Short task
Could you write out the records below exactly as they appear, leaving out any pictures?

Exercise data

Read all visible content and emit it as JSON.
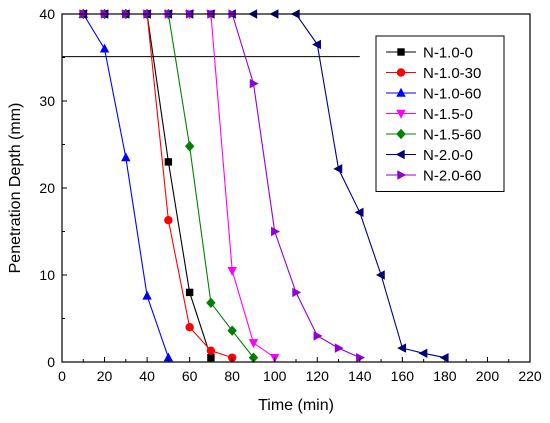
{
  "chart_data": {
    "type": "line",
    "title": "",
    "xlabel": "Time (min)",
    "ylabel": "Penetration Depth (mm)",
    "xlim": [
      0,
      220
    ],
    "ylim": [
      0,
      40
    ],
    "xticks": [
      0,
      20,
      40,
      60,
      80,
      100,
      120,
      140,
      160,
      180,
      200,
      220
    ],
    "yticks": [
      0,
      10,
      20,
      30,
      40
    ],
    "grid": false,
    "legend_position": "top-right",
    "reference_line": {
      "y": 35.1,
      "x": [
        0,
        140
      ],
      "color": "#000000"
    },
    "series": [
      {
        "name": "N-1.0-0",
        "color": "#000000",
        "marker": "square",
        "x": [
          10,
          20,
          30,
          40,
          50,
          60,
          70
        ],
        "y": [
          40,
          40,
          40,
          40,
          23.0,
          8.0,
          0.5
        ]
      },
      {
        "name": "N-1.0-30",
        "color": "#ff0000",
        "marker": "circle",
        "x": [
          10,
          20,
          30,
          40,
          50,
          60,
          70,
          80
        ],
        "y": [
          40,
          40,
          40,
          40,
          16.3,
          4.0,
          1.3,
          0.5
        ]
      },
      {
        "name": "N-1.0-60",
        "color": "#0000ff",
        "marker": "triangle-up",
        "x": [
          10,
          20,
          30,
          40,
          50
        ],
        "y": [
          40,
          36.0,
          23.5,
          7.6,
          0.5
        ]
      },
      {
        "name": "N-1.5-0",
        "color": "#ff00ff",
        "marker": "triangle-down",
        "x": [
          10,
          20,
          30,
          40,
          50,
          60,
          70,
          80,
          90,
          100
        ],
        "y": [
          40,
          40,
          40,
          40,
          40,
          40,
          40,
          10.5,
          2.2,
          0.5
        ]
      },
      {
        "name": "N-1.5-60",
        "color": "#008000",
        "marker": "diamond",
        "x": [
          10,
          20,
          30,
          40,
          50,
          60,
          70,
          80,
          90
        ],
        "y": [
          40,
          40,
          40,
          40,
          40,
          24.8,
          6.8,
          3.6,
          0.5
        ]
      },
      {
        "name": "N-2.0-0",
        "color": "#000080",
        "marker": "triangle-left",
        "x": [
          10,
          20,
          30,
          40,
          50,
          60,
          70,
          80,
          90,
          100,
          110,
          120,
          130,
          140,
          150,
          160,
          170,
          180
        ],
        "y": [
          40,
          40,
          40,
          40,
          40,
          40,
          40,
          40,
          40,
          40,
          40,
          36.5,
          22.2,
          17.2,
          10.0,
          1.6,
          1.0,
          0.5
        ]
      },
      {
        "name": "N-2.0-60",
        "color": "#9400d3",
        "marker": "triangle-right",
        "x": [
          10,
          20,
          30,
          40,
          50,
          60,
          70,
          80,
          90,
          100,
          110,
          120,
          130,
          140
        ],
        "y": [
          40,
          40,
          40,
          40,
          40,
          40,
          40,
          40,
          32.0,
          15.0,
          8.0,
          3.0,
          1.6,
          0.5
        ]
      }
    ]
  }
}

Output
Read all visible content and emit it as JSON.
{
  "chart_data": {
    "type": "line",
    "title": "",
    "xlabel": "Time (min)",
    "ylabel": "Penetration Depth (mm)",
    "xlim": [
      0,
      220
    ],
    "ylim": [
      0,
      40
    ],
    "xticks": [
      0,
      20,
      40,
      60,
      80,
      100,
      120,
      140,
      160,
      180,
      200,
      220
    ],
    "yticks": [
      0,
      10,
      20,
      30,
      40
    ],
    "grid": false,
    "legend_position": "top-right",
    "reference_line": {
      "y": 35.1,
      "x": [
        0,
        140
      ],
      "color": "#000000"
    },
    "series": [
      {
        "name": "N-1.0-0",
        "color": "#000000",
        "marker": "square",
        "x": [
          10,
          20,
          30,
          40,
          50,
          60,
          70
        ],
        "y": [
          40,
          40,
          40,
          40,
          23.0,
          8.0,
          0.5
        ]
      },
      {
        "name": "N-1.0-30",
        "color": "#ff0000",
        "marker": "circle",
        "x": [
          10,
          20,
          30,
          40,
          50,
          60,
          70,
          80
        ],
        "y": [
          40,
          40,
          40,
          40,
          16.3,
          4.0,
          1.3,
          0.5
        ]
      },
      {
        "name": "N-1.0-60",
        "color": "#0000ff",
        "marker": "triangle-up",
        "x": [
          10,
          20,
          30,
          40,
          50
        ],
        "y": [
          40,
          36.0,
          23.5,
          7.6,
          0.5
        ]
      },
      {
        "name": "N-1.5-0",
        "color": "#ff00ff",
        "marker": "triangle-down",
        "x": [
          10,
          20,
          30,
          40,
          50,
          60,
          70,
          80,
          90,
          100
        ],
        "y": [
          40,
          40,
          40,
          40,
          40,
          40,
          40,
          10.5,
          2.2,
          0.5
        ]
      },
      {
        "name": "N-1.5-60",
        "color": "#008000",
        "marker": "diamond",
        "x": [
          10,
          20,
          30,
          40,
          50,
          60,
          70,
          80,
          90
        ],
        "y": [
          40,
          40,
          40,
          40,
          40,
          24.8,
          6.8,
          3.6,
          0.5
        ]
      },
      {
        "name": "N-2.0-0",
        "color": "#000080",
        "marker": "triangle-left",
        "x": [
          10,
          20,
          30,
          40,
          50,
          60,
          70,
          80,
          90,
          100,
          110,
          120,
          130,
          140,
          150,
          160,
          170,
          180
        ],
        "y": [
          40,
          40,
          40,
          40,
          40,
          40,
          40,
          40,
          40,
          40,
          40,
          36.5,
          22.2,
          17.2,
          10.0,
          1.6,
          1.0,
          0.5
        ]
      },
      {
        "name": "N-2.0-60",
        "color": "#9400d3",
        "marker": "triangle-right",
        "x": [
          10,
          20,
          30,
          40,
          50,
          60,
          70,
          80,
          90,
          100,
          110,
          120,
          130,
          140
        ],
        "y": [
          40,
          40,
          40,
          40,
          40,
          40,
          40,
          40,
          32.0,
          15.0,
          8.0,
          3.0,
          1.6,
          0.5
        ]
      }
    ]
  }
}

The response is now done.